» ФРАГМЕНТ ДОКУМЕНТА
Основы научного антисемитизма
Здесь ментальность такая: если Рабинович по паспорту еврей, значит, определение еврея должно соответствовать именно ему, и неважно, совершал ли он в своей жизни что-либо специфически «еврейское» или нет, он виновен в своем еврействе по определению, но когда спросишь: «В чем состоит еврейство Рабиновича?» – то тут же обнаружится, что Рабиновича нельзя обвинять в «еврействе», что бы он там ни совершал, ибо у «еврейства» нет и не может быть никаких «специфических особенностей», поскольку все евреи разные, а раз так, то и определение понятию «еврейство» дать нельзя. Но, в то же время, этим понятием пользуются направо и налево, как будто оно не выдуманная кем-то идея, а реальность, имеющая в себе некое объективное содержание.

» ЛИСТИНГ
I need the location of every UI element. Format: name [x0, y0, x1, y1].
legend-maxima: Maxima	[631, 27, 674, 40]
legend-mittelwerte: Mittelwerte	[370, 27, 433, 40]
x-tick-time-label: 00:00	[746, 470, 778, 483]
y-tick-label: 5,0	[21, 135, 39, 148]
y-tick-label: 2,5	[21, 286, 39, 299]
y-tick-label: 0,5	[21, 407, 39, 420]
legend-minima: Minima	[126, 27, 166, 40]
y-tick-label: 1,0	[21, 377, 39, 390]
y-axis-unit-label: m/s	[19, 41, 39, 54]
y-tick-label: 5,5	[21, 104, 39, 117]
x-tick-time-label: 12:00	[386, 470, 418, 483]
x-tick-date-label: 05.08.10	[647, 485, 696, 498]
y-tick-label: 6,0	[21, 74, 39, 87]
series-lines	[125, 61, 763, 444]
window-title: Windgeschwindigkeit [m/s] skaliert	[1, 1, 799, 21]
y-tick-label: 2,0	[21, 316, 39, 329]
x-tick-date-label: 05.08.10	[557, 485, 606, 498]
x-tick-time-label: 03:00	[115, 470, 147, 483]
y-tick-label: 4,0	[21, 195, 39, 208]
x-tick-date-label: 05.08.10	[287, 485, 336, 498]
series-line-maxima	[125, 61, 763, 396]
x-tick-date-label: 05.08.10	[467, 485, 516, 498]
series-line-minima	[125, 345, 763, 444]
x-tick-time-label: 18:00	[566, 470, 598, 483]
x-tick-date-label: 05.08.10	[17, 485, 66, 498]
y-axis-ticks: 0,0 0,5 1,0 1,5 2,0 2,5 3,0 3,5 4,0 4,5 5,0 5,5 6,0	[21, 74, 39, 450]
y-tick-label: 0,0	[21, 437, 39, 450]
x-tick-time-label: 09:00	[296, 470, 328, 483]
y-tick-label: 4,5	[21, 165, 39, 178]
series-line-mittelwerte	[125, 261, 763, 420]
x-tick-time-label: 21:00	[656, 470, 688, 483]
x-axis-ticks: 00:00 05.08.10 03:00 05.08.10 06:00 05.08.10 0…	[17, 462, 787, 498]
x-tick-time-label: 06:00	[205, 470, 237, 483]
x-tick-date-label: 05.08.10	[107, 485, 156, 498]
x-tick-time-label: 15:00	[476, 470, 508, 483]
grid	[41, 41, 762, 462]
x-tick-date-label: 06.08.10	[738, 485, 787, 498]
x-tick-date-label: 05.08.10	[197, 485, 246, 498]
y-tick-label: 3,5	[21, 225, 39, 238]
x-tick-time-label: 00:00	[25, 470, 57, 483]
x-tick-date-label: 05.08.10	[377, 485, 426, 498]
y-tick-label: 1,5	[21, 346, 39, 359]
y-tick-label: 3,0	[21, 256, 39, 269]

» ЧТО НУЖНО СДЕЛАТЬ
1. Определите, соответствуют ли отрывку о понятии «еврейство» утверждения (a), (b) и (c). Ответьте «да» или «нет» и приведите решающие слова отрывка в точной цитате.
(a) У «еврейства», согласно отрывку, есть специфические особенности.
(b) В отрывке сказано, что все евреи разные.
(c) Понятием «еврейство», по отрывку, пользуются редко.
2. Перепишите дословно часть отрывка о понятии «еврейство» от слов "Основы научного антисемитизма" до слов "некое объективное содержание.".
3. Ответьте на вопросы по отрывку о понятии «еврейство».
(a) Кто в отрывке назван евреем по паспорту?
(b) Что, по отрывку, нельзя дать понятию «еврейство»?
(c) Как, согласно отрывку, пользуются этим понятием?
Приведённые строки с отрывком никак не связаны.

» ОТВЕТЫ К УПРАЖНЕНИЮ
1.
(a) Нет: «у «еврейства» нет и не может быть никаких «специфических особенностей»».
(b) Да: «поскольку все евреи разные».
(c) Нет: «этим понятием пользуются направо и налево».

2.
Основы научного антисемитизма
Здесь ментальность такая: если Рабинович по паспорту еврей, значит, определение еврея должно соответствовать именно ему, и неважно, совершал ли он в своей жизни что-либо специфически «еврейское» или нет, он виновен в своем еврействе по определению, но когда спросишь: «В чем состоит еврейство Рабиновича?» – то тут же обнаружится, что Рабиновича нельзя обвинять в «еврействе», что бы он там ни совершал, ибо у «еврейства» нет и не может быть никаких «специфических особенностей», поскольку все евреи разные, а раз так, то и определение понятию «еврейство» дать нельзя. Но, в то же время, этим понятием пользуются направо и налево, как будто оно не выдуманная кем-то идея, а реальность, имеющая в себе некое объективное содержание.

3.
(a) Рабинович.
(b) Определение.
(c) Направо и налево, как будто оно реальность, имеющая в себе некое объективное содержание.